*Directions for this task*. Do not copy the pictures; transcribe all other material exactly.

Dataset records
* Begin *

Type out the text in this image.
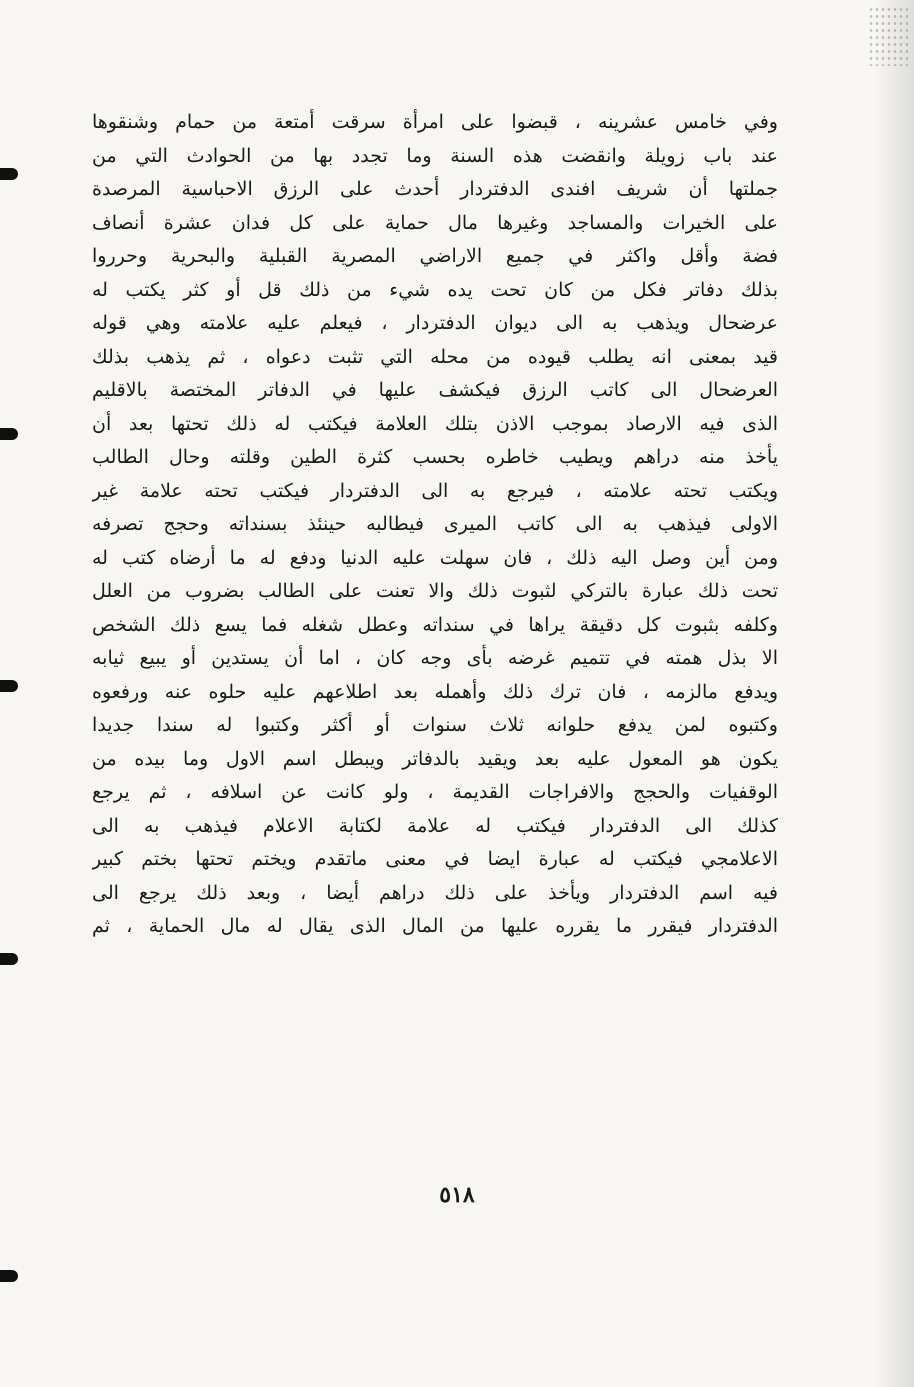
وفي خامس عشرينه ، قبضوا على امرأة سرقت أمتعة من حمام وشنقوها
عند باب زويلة وانقضت هذه السنة وما تجدد بها من الحوادث التي من
جملتها أن شريف افندى الدفتردار أحدث على الرزق الاحباسية المرصدة
على الخيرات والمساجد وغيرها مال حماية على كل فدان عشرة أنصاف
فضة وأقل واكثر في جميع الاراضي المصرية القبلية والبحرية وحرروا
بذلك دفاتر فكل من كان تحت يده شيء من ذلك قل أو كثر يكتب له
عرضحال ويذهب به الى ديوان الدفتردار ، فيعلم عليه علامته وهي قوله
قيد بمعنى انه يطلب قيوده من محله التي تثبت دعواه ، ثم يذهب بذلك
العرضحال الى كاتب الرزق فيكشف عليها في الدفاتر المختصة بالاقليم
الذى فيه الارصاد بموجب الاذن بتلك العلامة فيكتب له ذلك تحتها بعد أن
يأخذ منه دراهم ويطيب خاطره بحسب كثرة الطين وقلته وحال الطالب
ويكتب تحته علامته ، فيرجع به الى الدفتردار فيكتب تحته علامة غير
الاولى فيذهب به الى كاتب الميرى فيطالبه حينئذ بسنداته وحجج تصرفه
ومن أين وصل اليه ذلك ، فان سهلت عليه الدنيا ودفع له ما أرضاه كتب له
تحت ذلك عبارة بالتركي لثبوت ذلك والا تعنت على الطالب بضروب من العلل
وكلفه بثبوت كل دقيقة يراها في سنداته وعطل شغله فما يسع ذلك الشخص
الا بذل همته في تتميم غرضه بأى وجه كان ، اما أن يستدين أو يبيع ثيابه
ويدفع مالزمه ، فان ترك ذلك وأهمله بعد اطلاعهم عليه حلوه عنه ورفعوه
وكتبوه لمن يدفع حلوانه ثلاث سنوات أو أكثر وكتبوا له سندا جديدا
يكون هو المعول عليه بعد ويقيد بالدفاتر ويبطل اسم الاول وما بيده من
الوقفيات والحجج والافراجات القديمة ، ولو كانت عن اسلافه ، ثم يرجع
كذلك الى الدفتردار فيكتب له علامة لكتابة الاعلام فيذهب به الى
الاعلامجي فيكتب له عبارة ايضا في معنى ماتقدم ويختم تحتها بختم كبير
فيه اسم الدفتردار ويأخذ على ذلك دراهم أيضا ، وبعد ذلك يرجع الى
الدفتردار فيقرر ما يقرره عليها من المال الذى يقال له مال الحماية ، ثم
٥١٨
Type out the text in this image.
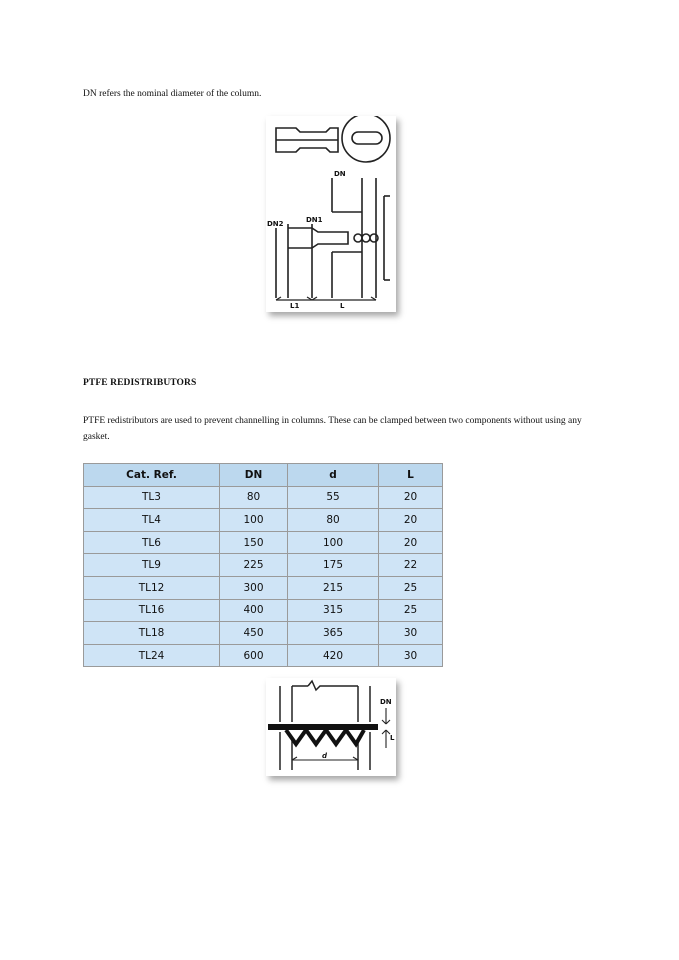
DN refers the nominal diameter of the column.

DN
DN1
DN2
L1	L
PTFE REDISTRIBUTORS

PTFE redistributors are used to prevent channelling in columns. These can be clamped between two components without using any gasket.

Cat. Ref.	DN	d	L
TL3	80	55	20
TL4	100	80	20
TL6	150	100	20
TL9	225	175	22
TL12	300	215	25
TL16	400	315	25
TL18	450	365	30
TL24	600	420	30
DN
L
d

* End *

*The answer*.
Type out the text in this image.
وفي خامس عشرينه ، قبضوا على امرأة سرقت أمتعة من حمام وشنقوها
عند باب زويلة وانقضت هذه السنة وما تجدد بها من الحوادث التي من
جملتها أن شريف افندى الدفتردار أحدث على الرزق الاحباسية المرصدة
على الخيرات والمساجد وغيرها مال حماية على كل فدان عشرة أنصاف
فضة وأقل واكثر في جميع الاراضي المصرية القبلية والبحرية وحرروا
بذلك دفاتر فكل من كان تحت يده شيء من ذلك قل أو كثر يكتب له
عرضحال ويذهب به الى ديوان الدفتردار ، فيعلم عليه علامته وهي قوله
قيد بمعنى انه يطلب قيوده من محله التي تثبت دعواه ، ثم يذهب بذلك
العرضحال الى كاتب الرزق فيكشف عليها في الدفاتر المختصة بالاقليم
الذى فيه الارصاد بموجب الاذن بتلك العلامة فيكتب له ذلك تحتها بعد أن
يأخذ منه دراهم ويطيب خاطره بحسب كثرة الطين وقلته وحال الطالب
ويكتب تحته علامته ، فيرجع به الى الدفتردار فيكتب تحته علامة غير
الاولى فيذهب به الى كاتب الميرى فيطالبه حينئذ بسنداته وحجج تصرفه
ومن أين وصل اليه ذلك ، فان سهلت عليه الدنيا ودفع له ما أرضاه كتب له
تحت ذلك عبارة بالتركي لثبوت ذلك والا تعنت على الطالب بضروب من العلل
وكلفه بثبوت كل دقيقة يراها في سنداته وعطل شغله فما يسع ذلك الشخص
الا بذل همته في تتميم غرضه بأى وجه كان ، اما أن يستدين أو يبيع ثيابه
ويدفع مالزمه ، فان ترك ذلك وأهمله بعد اطلاعهم عليه حلوه عنه ورفعوه
وكتبوه لمن يدفع حلوانه ثلاث سنوات أو أكثر وكتبوا له سندا جديدا
يكون هو المعول عليه بعد ويقيد بالدفاتر ويبطل اسم الاول وما بيده من
الوقفيات والحجج والافراجات القديمة ، ولو كانت عن اسلافه ، ثم يرجع
كذلك الى الدفتردار فيكتب له علامة لكتابة الاعلام فيذهب به الى
الاعلامجي فيكتب له عبارة ايضا في معنى ماتقدم ويختم تحتها بختم كبير
فيه اسم الدفتردار ويأخذ على ذلك دراهم أيضا ، وبعد ذلك يرجع الى
الدفتردار فيقرر ما يقرره عليها من المال الذى يقال له مال الحماية ، ثم
٥١٨
Type out the text in this image.
DN refers the nominal diameter of the column.

DN
DN1
DN2
L1	L
PTFE REDISTRIBUTORS

PTFE redistributors are used to prevent channelling in columns. These can be clamped between two components without using any gasket.

Cat. Ref.	DN	d	L
TL3	80	55	20
TL4	100	80	20
TL6	150	100	20
TL9	225	175	22
TL12	300	215	25
TL16	400	315	25
TL18	450	365	30
TL24	600	420	30
DN
L
d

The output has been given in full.